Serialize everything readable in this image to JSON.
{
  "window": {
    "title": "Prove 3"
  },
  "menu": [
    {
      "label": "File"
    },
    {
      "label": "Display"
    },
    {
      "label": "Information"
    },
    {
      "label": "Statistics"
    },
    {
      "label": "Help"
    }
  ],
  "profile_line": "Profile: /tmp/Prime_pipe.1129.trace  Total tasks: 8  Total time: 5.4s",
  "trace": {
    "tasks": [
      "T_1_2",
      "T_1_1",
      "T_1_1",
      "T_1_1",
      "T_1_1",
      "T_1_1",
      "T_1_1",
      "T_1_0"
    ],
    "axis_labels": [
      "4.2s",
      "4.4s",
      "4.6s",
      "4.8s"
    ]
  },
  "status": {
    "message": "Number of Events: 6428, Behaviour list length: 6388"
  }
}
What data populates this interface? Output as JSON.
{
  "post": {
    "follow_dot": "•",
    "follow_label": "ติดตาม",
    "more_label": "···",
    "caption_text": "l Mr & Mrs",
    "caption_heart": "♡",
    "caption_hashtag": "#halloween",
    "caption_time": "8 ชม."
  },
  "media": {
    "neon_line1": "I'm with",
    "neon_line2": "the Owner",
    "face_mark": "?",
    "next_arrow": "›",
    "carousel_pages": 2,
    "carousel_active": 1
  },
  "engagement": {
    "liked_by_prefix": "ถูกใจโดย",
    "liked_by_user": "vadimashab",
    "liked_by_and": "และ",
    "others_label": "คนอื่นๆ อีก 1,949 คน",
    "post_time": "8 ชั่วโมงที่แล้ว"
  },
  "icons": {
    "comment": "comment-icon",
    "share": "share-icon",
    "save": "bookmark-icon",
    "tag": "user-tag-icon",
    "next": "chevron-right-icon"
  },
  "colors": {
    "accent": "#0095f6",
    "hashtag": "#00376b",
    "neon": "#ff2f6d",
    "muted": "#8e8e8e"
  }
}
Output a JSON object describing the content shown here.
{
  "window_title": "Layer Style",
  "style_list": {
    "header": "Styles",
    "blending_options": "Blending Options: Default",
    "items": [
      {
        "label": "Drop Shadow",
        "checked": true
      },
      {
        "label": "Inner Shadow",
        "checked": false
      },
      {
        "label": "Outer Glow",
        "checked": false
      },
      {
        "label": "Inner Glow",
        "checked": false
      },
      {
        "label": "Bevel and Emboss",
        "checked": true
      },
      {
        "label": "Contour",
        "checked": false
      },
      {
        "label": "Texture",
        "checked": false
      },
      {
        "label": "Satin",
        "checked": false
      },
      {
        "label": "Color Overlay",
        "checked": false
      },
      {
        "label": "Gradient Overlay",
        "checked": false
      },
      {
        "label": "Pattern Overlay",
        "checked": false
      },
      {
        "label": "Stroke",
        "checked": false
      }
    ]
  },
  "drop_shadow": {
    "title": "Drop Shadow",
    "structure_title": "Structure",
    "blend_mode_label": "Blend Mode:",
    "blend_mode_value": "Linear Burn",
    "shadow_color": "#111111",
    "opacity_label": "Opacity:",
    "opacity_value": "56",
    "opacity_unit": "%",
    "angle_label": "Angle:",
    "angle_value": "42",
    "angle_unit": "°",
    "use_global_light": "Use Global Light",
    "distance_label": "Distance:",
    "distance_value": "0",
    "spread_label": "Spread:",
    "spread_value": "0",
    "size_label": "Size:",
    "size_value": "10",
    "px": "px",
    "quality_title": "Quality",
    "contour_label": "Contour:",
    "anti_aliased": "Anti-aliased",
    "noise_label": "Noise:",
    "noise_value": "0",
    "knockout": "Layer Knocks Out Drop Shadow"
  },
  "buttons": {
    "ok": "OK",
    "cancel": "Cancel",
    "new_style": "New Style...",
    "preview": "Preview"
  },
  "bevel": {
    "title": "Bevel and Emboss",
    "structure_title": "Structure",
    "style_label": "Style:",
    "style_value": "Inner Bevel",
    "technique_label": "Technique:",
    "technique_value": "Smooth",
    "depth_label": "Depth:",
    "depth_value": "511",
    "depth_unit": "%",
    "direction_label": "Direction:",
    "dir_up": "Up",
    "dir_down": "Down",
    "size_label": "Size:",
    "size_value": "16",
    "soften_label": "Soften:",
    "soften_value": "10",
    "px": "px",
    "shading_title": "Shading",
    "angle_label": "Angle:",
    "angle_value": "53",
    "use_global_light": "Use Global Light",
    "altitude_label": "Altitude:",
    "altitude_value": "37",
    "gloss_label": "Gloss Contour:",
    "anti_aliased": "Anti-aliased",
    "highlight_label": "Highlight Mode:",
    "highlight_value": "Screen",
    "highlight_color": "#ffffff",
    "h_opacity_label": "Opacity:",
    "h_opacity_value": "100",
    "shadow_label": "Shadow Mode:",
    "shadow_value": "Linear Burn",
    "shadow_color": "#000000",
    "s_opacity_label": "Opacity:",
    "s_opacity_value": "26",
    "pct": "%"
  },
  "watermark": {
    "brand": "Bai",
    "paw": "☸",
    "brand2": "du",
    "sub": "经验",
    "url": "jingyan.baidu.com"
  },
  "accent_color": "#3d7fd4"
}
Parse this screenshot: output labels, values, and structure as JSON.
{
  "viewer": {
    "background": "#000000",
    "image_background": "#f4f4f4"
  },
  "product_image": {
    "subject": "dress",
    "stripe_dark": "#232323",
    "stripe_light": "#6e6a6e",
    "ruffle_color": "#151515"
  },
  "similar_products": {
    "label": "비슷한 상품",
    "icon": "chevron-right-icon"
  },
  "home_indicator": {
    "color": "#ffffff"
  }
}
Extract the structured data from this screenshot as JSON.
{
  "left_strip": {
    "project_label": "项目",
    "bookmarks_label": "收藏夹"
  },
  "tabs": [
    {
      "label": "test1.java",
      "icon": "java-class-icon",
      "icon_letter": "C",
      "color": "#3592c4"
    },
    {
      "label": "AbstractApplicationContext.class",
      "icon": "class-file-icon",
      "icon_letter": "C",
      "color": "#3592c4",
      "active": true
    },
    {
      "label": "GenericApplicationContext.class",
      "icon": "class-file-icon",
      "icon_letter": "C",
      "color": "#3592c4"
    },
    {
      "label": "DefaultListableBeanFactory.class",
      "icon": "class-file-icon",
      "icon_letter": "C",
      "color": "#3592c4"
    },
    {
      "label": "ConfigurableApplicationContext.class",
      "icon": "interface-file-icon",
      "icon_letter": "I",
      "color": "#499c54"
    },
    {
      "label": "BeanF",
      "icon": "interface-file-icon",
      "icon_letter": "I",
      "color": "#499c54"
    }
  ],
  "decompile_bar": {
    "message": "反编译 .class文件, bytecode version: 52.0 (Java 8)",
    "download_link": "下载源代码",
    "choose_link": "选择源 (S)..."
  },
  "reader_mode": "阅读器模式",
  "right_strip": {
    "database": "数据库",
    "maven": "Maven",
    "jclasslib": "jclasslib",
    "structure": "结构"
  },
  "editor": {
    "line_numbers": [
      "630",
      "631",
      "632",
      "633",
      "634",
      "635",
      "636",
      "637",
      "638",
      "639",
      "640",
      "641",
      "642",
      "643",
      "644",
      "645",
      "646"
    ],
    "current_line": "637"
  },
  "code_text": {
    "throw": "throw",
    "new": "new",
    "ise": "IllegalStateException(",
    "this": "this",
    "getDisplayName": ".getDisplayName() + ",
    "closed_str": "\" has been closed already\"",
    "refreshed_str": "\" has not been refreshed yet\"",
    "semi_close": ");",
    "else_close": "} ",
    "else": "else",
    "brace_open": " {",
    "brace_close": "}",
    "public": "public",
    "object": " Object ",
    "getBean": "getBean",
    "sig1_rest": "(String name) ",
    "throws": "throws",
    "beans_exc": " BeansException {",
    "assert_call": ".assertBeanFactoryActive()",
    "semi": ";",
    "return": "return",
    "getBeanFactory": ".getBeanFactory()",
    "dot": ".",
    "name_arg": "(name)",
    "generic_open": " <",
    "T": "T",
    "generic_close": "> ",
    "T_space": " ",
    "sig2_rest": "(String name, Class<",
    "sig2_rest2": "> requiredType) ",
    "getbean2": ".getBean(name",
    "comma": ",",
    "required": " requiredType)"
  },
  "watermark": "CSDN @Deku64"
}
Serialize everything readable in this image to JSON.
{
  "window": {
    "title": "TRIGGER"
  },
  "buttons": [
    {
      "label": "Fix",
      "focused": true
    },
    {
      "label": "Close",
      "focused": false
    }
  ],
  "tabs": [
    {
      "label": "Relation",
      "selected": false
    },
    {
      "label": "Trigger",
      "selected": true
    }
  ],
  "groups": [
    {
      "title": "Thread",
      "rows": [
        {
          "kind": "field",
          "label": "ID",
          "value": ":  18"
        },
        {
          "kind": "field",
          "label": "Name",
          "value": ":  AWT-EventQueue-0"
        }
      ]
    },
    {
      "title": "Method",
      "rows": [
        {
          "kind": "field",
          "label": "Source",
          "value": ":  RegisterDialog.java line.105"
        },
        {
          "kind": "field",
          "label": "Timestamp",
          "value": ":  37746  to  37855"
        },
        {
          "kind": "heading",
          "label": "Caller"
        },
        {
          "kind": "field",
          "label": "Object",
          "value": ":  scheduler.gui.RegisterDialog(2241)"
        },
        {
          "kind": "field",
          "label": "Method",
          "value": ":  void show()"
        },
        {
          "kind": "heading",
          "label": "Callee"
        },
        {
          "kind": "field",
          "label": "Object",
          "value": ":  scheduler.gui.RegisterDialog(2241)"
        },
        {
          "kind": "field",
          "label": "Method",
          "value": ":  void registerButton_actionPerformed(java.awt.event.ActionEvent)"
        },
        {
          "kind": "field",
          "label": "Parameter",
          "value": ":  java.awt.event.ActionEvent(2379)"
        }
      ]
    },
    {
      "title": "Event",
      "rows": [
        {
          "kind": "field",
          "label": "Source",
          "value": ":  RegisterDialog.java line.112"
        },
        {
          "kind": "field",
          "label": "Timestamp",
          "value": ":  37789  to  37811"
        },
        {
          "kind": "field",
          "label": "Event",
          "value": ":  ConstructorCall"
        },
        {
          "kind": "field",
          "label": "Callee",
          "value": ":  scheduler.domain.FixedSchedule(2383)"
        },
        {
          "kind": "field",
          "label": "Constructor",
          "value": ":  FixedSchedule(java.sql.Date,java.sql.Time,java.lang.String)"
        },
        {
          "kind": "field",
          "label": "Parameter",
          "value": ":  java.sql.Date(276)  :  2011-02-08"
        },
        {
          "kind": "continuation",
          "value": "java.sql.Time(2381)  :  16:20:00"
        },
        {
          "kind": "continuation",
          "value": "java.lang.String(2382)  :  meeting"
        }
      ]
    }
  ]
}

_Request_
Each line containing the word "Layer" counts once; say how many such lines there are, giving only the number.

_Result of the exercise_
2